Objective
Show all lines from the listing below that contain "authentication".

☆ ☆ ☆ ☆

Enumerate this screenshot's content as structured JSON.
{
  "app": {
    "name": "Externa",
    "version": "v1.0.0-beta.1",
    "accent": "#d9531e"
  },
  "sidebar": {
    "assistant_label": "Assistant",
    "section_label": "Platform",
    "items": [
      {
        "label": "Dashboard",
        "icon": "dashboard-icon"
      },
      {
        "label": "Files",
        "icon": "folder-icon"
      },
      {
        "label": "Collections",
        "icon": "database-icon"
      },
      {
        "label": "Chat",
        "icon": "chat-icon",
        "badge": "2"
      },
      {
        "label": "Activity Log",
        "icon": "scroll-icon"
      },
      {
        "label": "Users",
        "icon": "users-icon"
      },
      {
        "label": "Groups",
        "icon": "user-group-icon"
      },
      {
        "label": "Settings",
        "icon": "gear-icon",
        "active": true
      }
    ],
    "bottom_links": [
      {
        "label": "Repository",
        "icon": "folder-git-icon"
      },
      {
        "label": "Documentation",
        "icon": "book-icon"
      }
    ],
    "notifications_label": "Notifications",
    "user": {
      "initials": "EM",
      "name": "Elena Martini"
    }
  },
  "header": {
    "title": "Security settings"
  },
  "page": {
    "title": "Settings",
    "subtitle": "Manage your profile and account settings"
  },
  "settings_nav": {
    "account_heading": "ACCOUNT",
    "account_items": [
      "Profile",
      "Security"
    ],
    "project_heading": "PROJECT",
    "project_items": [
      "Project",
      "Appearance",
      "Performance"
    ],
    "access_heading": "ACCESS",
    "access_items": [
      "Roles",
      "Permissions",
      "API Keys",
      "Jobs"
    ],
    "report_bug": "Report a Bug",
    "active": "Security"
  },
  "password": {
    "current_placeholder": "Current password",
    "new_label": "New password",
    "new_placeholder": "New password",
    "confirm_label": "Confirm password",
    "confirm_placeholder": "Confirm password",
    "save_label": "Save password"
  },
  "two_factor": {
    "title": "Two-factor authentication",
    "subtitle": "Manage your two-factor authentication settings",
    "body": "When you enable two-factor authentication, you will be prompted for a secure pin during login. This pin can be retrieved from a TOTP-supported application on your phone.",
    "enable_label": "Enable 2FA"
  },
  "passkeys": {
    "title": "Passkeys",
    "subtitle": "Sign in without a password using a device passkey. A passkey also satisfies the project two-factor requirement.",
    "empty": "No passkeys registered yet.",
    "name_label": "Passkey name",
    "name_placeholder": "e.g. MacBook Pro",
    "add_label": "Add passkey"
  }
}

☆ ☆ ☆ ☆

Exercise solution
    "title": "Two-factor authentication",
    "subtitle": "Manage your two-factor authentication settings",
    "body": "When you enable two-factor authentication, you will be prompted for a secure pin during login. This pin can be retrieved from a TOTP-supported application on your phone.",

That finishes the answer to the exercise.